__The input__

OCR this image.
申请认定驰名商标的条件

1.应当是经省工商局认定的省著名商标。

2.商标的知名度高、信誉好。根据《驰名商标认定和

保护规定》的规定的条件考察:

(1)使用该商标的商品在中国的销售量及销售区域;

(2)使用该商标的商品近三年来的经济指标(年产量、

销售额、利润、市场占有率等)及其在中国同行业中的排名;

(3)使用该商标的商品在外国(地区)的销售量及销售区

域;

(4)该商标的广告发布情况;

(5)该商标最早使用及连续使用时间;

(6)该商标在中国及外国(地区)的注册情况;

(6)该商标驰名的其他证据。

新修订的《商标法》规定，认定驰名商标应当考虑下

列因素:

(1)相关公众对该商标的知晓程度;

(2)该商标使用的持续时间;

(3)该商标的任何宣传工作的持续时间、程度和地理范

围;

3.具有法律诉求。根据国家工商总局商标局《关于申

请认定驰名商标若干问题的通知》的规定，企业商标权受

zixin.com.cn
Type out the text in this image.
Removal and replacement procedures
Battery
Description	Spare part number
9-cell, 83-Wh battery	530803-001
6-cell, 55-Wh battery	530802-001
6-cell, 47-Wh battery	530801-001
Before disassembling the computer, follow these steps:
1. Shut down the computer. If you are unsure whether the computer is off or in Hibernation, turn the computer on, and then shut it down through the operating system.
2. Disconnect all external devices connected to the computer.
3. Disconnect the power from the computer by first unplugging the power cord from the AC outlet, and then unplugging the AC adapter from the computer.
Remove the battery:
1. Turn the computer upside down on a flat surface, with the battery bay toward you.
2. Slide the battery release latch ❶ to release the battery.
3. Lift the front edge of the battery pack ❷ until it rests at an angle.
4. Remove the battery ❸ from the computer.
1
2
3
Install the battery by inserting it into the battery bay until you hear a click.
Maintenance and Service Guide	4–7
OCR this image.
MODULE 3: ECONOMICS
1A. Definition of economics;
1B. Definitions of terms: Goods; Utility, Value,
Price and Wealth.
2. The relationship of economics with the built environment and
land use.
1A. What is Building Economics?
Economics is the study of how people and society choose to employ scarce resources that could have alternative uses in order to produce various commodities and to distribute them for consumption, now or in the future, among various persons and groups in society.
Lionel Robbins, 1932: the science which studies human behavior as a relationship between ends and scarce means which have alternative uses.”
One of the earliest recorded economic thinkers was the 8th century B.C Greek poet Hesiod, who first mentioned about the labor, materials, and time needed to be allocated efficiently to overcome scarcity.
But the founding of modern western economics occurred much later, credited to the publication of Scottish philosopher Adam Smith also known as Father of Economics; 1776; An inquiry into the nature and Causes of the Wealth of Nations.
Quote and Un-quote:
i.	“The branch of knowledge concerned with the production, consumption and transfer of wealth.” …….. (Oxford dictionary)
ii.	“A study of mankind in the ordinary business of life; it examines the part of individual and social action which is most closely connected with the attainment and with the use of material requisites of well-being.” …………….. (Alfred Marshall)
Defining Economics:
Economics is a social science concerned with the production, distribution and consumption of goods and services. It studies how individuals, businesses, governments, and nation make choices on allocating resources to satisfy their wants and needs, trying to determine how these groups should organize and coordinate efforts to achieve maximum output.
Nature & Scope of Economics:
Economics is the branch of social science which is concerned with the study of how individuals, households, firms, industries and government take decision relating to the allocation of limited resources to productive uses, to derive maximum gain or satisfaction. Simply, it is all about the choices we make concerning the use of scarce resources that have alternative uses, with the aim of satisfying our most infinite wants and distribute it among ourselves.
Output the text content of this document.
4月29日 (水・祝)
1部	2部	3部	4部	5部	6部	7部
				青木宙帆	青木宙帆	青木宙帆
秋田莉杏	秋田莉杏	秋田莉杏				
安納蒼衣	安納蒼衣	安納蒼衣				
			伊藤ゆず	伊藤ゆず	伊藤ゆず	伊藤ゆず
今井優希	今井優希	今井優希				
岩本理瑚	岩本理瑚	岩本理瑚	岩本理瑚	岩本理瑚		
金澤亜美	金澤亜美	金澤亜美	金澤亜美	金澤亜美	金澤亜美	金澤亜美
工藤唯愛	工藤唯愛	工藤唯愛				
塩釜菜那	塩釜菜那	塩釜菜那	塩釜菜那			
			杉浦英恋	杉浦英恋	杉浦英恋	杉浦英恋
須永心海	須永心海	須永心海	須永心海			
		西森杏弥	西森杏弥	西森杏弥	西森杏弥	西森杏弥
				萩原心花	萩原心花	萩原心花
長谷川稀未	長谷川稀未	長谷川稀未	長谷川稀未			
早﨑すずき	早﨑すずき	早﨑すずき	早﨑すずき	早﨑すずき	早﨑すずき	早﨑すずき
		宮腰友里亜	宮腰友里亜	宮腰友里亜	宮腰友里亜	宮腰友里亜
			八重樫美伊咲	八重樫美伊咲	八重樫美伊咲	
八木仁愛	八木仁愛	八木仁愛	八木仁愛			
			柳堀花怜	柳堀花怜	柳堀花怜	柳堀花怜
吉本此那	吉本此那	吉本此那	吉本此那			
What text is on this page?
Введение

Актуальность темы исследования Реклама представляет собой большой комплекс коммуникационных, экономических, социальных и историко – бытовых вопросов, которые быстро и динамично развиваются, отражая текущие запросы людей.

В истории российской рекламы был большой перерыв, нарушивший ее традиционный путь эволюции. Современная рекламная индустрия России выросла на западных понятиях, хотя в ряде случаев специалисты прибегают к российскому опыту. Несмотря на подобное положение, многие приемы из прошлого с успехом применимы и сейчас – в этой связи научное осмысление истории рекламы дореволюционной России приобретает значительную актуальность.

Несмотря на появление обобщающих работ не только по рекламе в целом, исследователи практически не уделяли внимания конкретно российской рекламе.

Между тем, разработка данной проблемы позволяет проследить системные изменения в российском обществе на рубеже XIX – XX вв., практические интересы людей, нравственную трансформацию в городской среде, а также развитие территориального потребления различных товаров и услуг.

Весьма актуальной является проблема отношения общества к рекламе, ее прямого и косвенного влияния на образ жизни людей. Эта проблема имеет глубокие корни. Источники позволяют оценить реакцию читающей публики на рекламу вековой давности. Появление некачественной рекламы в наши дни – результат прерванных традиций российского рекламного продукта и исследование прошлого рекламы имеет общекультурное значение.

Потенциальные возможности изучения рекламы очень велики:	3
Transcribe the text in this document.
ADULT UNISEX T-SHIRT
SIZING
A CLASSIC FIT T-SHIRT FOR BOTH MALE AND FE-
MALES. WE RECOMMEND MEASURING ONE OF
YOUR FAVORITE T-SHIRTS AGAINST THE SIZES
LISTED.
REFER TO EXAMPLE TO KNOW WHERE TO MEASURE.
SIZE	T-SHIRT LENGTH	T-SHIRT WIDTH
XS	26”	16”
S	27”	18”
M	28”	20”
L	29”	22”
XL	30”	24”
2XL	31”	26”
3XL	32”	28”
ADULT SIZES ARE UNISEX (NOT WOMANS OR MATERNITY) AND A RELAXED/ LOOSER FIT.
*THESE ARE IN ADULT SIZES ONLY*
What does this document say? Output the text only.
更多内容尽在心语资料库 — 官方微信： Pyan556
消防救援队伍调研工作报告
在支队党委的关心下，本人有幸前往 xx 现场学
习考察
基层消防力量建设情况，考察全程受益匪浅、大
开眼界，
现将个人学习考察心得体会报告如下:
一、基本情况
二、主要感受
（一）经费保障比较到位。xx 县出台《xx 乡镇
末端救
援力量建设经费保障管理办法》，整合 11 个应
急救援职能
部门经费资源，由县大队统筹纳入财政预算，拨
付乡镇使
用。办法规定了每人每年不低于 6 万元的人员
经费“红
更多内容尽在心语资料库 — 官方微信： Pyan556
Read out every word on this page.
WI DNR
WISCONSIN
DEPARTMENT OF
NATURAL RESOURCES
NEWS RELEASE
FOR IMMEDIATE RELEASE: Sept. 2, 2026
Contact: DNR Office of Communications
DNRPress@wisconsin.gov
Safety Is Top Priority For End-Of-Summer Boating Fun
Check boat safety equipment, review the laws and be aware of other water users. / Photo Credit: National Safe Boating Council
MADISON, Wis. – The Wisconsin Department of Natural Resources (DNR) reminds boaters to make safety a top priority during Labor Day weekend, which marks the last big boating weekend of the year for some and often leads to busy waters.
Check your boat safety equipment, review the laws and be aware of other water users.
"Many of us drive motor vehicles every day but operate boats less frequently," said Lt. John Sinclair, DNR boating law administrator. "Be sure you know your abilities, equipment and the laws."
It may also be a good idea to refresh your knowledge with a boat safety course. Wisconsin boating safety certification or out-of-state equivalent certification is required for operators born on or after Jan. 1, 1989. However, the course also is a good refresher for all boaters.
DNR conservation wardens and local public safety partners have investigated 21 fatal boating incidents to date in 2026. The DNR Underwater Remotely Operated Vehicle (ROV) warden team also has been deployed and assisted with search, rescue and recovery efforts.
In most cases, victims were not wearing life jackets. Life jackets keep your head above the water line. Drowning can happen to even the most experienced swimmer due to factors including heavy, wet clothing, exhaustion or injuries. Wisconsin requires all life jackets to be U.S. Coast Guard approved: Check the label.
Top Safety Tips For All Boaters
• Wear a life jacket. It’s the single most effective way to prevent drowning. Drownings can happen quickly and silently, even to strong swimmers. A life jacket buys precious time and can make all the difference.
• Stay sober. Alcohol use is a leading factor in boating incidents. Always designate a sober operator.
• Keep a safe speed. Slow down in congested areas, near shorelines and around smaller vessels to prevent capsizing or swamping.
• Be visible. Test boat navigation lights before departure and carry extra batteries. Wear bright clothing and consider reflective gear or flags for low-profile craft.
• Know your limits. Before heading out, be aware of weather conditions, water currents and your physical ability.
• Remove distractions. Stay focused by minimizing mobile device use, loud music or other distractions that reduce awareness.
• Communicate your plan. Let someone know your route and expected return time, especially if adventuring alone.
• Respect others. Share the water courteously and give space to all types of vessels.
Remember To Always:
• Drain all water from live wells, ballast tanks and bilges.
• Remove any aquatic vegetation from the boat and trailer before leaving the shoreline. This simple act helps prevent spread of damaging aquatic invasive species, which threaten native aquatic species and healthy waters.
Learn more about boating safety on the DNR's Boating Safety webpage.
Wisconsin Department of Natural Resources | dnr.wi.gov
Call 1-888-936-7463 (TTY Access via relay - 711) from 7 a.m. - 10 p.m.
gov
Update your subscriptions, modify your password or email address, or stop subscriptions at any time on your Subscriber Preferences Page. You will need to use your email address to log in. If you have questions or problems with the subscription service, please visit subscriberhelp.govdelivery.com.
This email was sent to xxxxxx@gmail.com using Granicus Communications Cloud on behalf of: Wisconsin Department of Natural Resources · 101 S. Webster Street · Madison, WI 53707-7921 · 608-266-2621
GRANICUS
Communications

__Objective__
Copy every line that includes the string "studies" from the material above.

__Answer to this exercise__
Lionel Robbins, 1932: the science which studies human behavior as a relationship between ends and scarce means which have alternative uses.”
Economics is a social science concerned with the production, distribution and consumption of goods and services. It studies how individuals, businesses, governments, and nation make choices on allocating resources to satisfy their wants and needs, trying to determine how these groups should organize and coordinate efforts to achieve maximum output.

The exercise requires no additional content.